[Raw records]
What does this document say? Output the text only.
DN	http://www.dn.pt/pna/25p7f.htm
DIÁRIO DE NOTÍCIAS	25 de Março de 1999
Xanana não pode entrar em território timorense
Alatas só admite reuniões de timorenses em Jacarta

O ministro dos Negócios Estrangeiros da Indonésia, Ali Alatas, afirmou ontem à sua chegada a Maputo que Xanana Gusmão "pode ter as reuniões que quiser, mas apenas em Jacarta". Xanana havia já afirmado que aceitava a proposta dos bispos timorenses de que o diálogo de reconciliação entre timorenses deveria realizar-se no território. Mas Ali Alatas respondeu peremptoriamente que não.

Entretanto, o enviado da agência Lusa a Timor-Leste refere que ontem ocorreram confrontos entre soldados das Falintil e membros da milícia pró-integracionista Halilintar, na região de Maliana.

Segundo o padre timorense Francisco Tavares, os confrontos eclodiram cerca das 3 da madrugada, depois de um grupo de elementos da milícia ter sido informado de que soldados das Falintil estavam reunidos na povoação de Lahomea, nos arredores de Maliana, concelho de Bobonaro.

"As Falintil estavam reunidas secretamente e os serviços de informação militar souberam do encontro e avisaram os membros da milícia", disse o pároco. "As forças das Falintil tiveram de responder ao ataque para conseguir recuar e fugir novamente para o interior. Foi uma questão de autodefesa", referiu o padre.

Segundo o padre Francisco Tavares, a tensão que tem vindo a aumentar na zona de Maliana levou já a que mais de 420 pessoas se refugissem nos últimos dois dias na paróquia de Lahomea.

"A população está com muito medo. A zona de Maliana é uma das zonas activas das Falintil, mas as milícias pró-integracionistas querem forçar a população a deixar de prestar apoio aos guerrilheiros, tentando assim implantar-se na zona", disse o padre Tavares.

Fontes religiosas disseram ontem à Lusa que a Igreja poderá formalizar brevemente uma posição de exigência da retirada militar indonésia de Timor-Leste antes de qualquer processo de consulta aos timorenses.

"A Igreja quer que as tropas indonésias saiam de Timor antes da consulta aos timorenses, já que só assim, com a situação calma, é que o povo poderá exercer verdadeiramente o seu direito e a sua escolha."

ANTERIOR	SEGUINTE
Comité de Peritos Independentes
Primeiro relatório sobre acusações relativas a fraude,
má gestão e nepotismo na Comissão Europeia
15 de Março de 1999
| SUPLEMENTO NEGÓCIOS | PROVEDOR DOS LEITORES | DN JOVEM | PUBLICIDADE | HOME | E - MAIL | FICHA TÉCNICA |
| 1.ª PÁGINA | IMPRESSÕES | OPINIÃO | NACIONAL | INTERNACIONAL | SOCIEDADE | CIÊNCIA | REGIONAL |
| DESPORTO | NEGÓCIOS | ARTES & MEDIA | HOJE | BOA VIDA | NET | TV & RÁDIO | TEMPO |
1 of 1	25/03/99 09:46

→ **What this task involves**
Say how many lines of the data include the string "antes". Nothing other than the number should be given.

→ **Response to the task**
2